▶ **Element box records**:
[START]

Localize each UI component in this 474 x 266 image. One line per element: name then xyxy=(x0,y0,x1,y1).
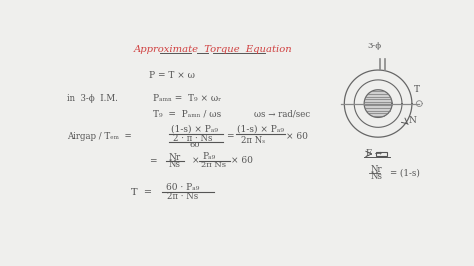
Text: =: = xyxy=(227,132,234,141)
Text: 2 · π · Ns: 2 · π · Ns xyxy=(173,134,213,143)
Text: 2π · Ns: 2π · Ns xyxy=(166,192,198,201)
Text: Ns: Ns xyxy=(169,160,181,169)
Text: 2π Ns: 2π Ns xyxy=(201,161,226,169)
Text: ωs → rad/sec: ωs → rad/sec xyxy=(254,109,310,118)
Text: (1-s) × Pₐ₉: (1-s) × Pₐ₉ xyxy=(171,124,219,133)
Text: P = T × ω: P = T × ω xyxy=(149,72,195,80)
Text: ×: × xyxy=(191,156,199,165)
Text: × 60: × 60 xyxy=(231,156,253,165)
Text: = (1-s): = (1-s) xyxy=(390,168,420,177)
Polygon shape xyxy=(364,90,392,118)
Text: 60: 60 xyxy=(190,141,200,149)
Text: Ns: Ns xyxy=(370,172,383,181)
Bar xyxy=(376,152,387,156)
Text: Pₐ₉: Pₐ₉ xyxy=(202,152,216,161)
Text: N: N xyxy=(409,116,417,125)
Text: Nr: Nr xyxy=(169,153,181,162)
Text: × 60: × 60 xyxy=(285,132,308,141)
Text: Nr: Nr xyxy=(370,165,382,174)
Text: in  3-ϕ  I.M.: in 3-ϕ I.M. xyxy=(66,94,118,103)
Text: (1-s) × Pₐ₉: (1-s) × Pₐ₉ xyxy=(237,124,284,133)
Text: F →: F → xyxy=(366,149,383,158)
Text: Approximate  Torque  Equation: Approximate Torque Equation xyxy=(134,45,293,54)
Text: 60 · Pₐ₉: 60 · Pₐ₉ xyxy=(166,183,199,192)
Text: T  =: T = xyxy=(131,188,152,197)
Text: 2π Nₛ: 2π Nₛ xyxy=(241,136,265,145)
Text: Pₐₘₙ =  T₉ × ωᵣ: Pₐₘₙ = T₉ × ωᵣ xyxy=(153,94,221,103)
Text: T: T xyxy=(414,85,420,94)
Text: 3-ϕ: 3-ϕ xyxy=(368,42,382,50)
Text: T₉  =  Pₐₘₙ / ωs: T₉ = Pₐₘₙ / ωs xyxy=(153,109,221,118)
Text: =: = xyxy=(149,157,157,166)
Text: Airgap / Tₑₘ  =: Airgap / Tₑₘ = xyxy=(66,132,131,141)
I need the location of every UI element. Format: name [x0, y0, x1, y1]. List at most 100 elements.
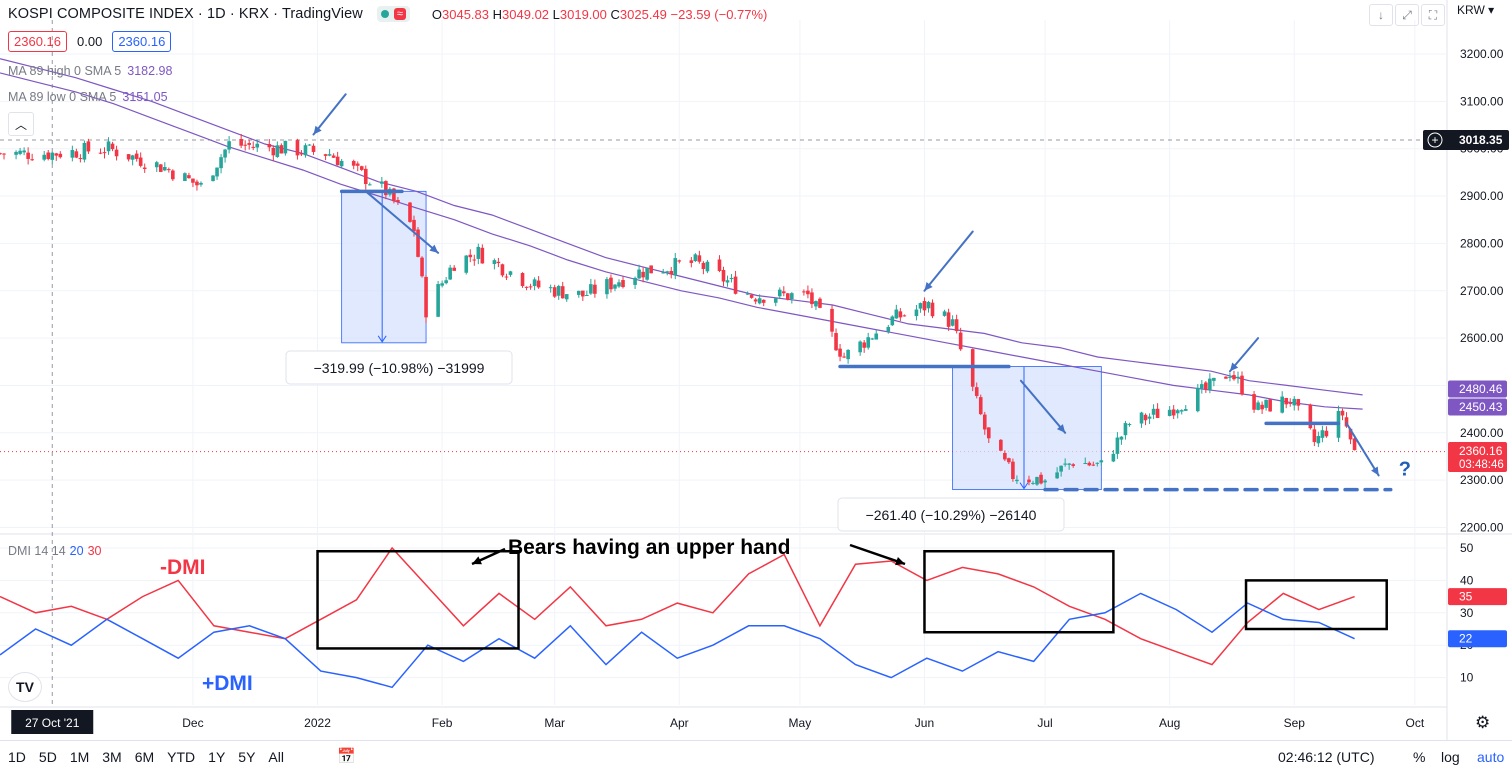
candle-body	[339, 160, 344, 167]
bears-arrow-left-head	[472, 556, 482, 565]
candle-body	[444, 280, 448, 284]
candle-body	[355, 163, 360, 166]
crosshair-date: 27 Oct '21	[25, 716, 80, 730]
sell-price-button[interactable]: 2360.16	[8, 31, 67, 52]
candle-body	[1007, 458, 1011, 463]
candle-body	[830, 308, 834, 332]
candle-body	[1228, 376, 1232, 378]
candle-body	[1111, 453, 1116, 462]
candle-body	[191, 178, 195, 183]
candle-body	[814, 300, 818, 307]
candle-body	[98, 152, 103, 154]
candle-body	[1127, 424, 1132, 426]
ma-low-legend[interactable]: MA 89 low 0 SMA 5 3151.05	[8, 90, 168, 104]
candle-body	[834, 333, 838, 351]
log-toggle[interactable]: log	[1441, 749, 1460, 765]
candle-body	[552, 287, 557, 297]
candle-body	[1340, 410, 1345, 416]
range-button-5d[interactable]: 5D	[38, 749, 57, 765]
candle-body	[705, 261, 710, 272]
candle-body	[1260, 404, 1264, 410]
candle-body	[440, 283, 444, 286]
candle-body	[1352, 438, 1357, 451]
candle-body	[790, 293, 794, 300]
market-status[interactable]: ≈	[376, 6, 410, 22]
calendar-icon[interactable]: 📅	[337, 748, 356, 765]
candle-body	[1208, 378, 1212, 390]
candle-body	[1348, 428, 1353, 440]
candle-body	[500, 264, 505, 276]
plus-dmi-line	[0, 592, 1355, 689]
candle-body	[1087, 462, 1092, 466]
candle-body	[560, 286, 565, 299]
range-button-6m[interactable]: 6M	[134, 749, 155, 765]
time-label: Sep	[1284, 716, 1306, 730]
candle-body	[673, 258, 678, 276]
range-button-1d[interactable]: 1D	[8, 749, 26, 765]
candle-body	[665, 271, 670, 273]
buy-price-button[interactable]: 2360.16	[112, 31, 172, 52]
candle-body	[367, 184, 372, 186]
candle-body	[14, 151, 18, 155]
candle-body	[942, 311, 947, 316]
ma-low-badge-bg	[1448, 398, 1507, 416]
clock-time[interactable]: 02:46:12 (UTC)	[1278, 749, 1375, 765]
plus-dmi-label: +DMI	[202, 672, 253, 695]
candle-body	[396, 200, 400, 202]
percent-toggle[interactable]: %	[1413, 749, 1426, 765]
range-button-1m[interactable]: 1M	[69, 749, 90, 765]
candle-body	[134, 153, 139, 159]
candle-body	[50, 152, 55, 160]
candle-body	[42, 154, 47, 160]
candle-body	[717, 259, 722, 271]
candle-body	[130, 155, 135, 160]
range-button-1y[interactable]: 1Y	[208, 749, 226, 765]
dmi-legend[interactable]: DMI 14 14 20 30	[8, 544, 102, 558]
ma-high-badge-bg	[1448, 380, 1507, 398]
candle-body	[307, 144, 312, 146]
candle-body	[1055, 472, 1059, 479]
candle-body	[351, 160, 356, 166]
down-arrow	[1019, 379, 1067, 434]
currency-label[interactable]: KRW ▾	[1457, 3, 1495, 17]
candle-body	[54, 153, 59, 156]
arrow-down-icon[interactable]: ↓	[1369, 4, 1393, 26]
measure-box	[952, 366, 1102, 491]
candle-body	[757, 298, 762, 304]
candle-body	[858, 341, 862, 353]
range-button-5y[interactable]: 5Y	[238, 749, 256, 765]
candle-body	[183, 173, 187, 181]
candle-body	[637, 269, 641, 279]
range-buttons: 1D 5D 1M 3M 6M YTD 1Y 5Y All	[8, 749, 297, 765]
ma-high-legend[interactable]: MA 89 high 0 SMA 5 3182.98	[8, 64, 173, 78]
candle-body	[818, 298, 822, 308]
bears-arrow-right-head	[895, 556, 905, 566]
auto-toggle[interactable]: auto	[1477, 749, 1505, 765]
range-button-all[interactable]: All	[268, 749, 284, 765]
fullscreen-icon[interactable]: ⛶	[1421, 4, 1445, 26]
candle-body	[605, 279, 609, 295]
range-button-3m[interactable]: 3M	[102, 749, 122, 765]
expand-icon[interactable]: ⤢	[1395, 4, 1419, 26]
candle-body	[701, 262, 706, 269]
candle-body	[363, 168, 368, 185]
wave-icon: ≈	[393, 8, 406, 20]
candle-body	[311, 145, 316, 152]
price-tick-label: 3200.00	[1460, 47, 1504, 61]
candle-body	[1147, 416, 1152, 419]
range-button-ytd[interactable]: YTD	[167, 749, 196, 765]
settings-gear-icon[interactable]: ⚙	[1475, 713, 1491, 732]
candle-body	[26, 152, 30, 159]
collapse-legend-button[interactable]: ︿	[8, 112, 34, 136]
candle-body	[842, 356, 846, 358]
candle-body	[504, 276, 509, 278]
symbol-title[interactable]: KOSPI COMPOSITE INDEX · 1D · KRX · Tradi…	[8, 6, 363, 22]
candle-body	[215, 167, 219, 177]
dmi-highlight-box	[923, 549, 1115, 634]
candle-body	[697, 255, 702, 262]
price-tick-label: 2800.00	[1460, 236, 1504, 250]
candle-body	[468, 254, 473, 258]
candle-body	[693, 254, 698, 262]
tradingview-logo-icon[interactable]: TV	[8, 672, 42, 702]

[END]

▶ **Work to do**: Return, unchanged, the lines from the one containing "160, 344, 167]" through the one containing "31, 67, 52]", inclusive.

▶ **Correct output**:
candle-body	[339, 160, 344, 167]
bears-arrow-left-head	[472, 556, 482, 565]
candle-body	[444, 280, 448, 284]
candle-body	[355, 163, 360, 166]
crosshair-date: 27 Oct '21	[25, 716, 80, 730]
sell-price-button[interactable]: 2360.16	[8, 31, 67, 52]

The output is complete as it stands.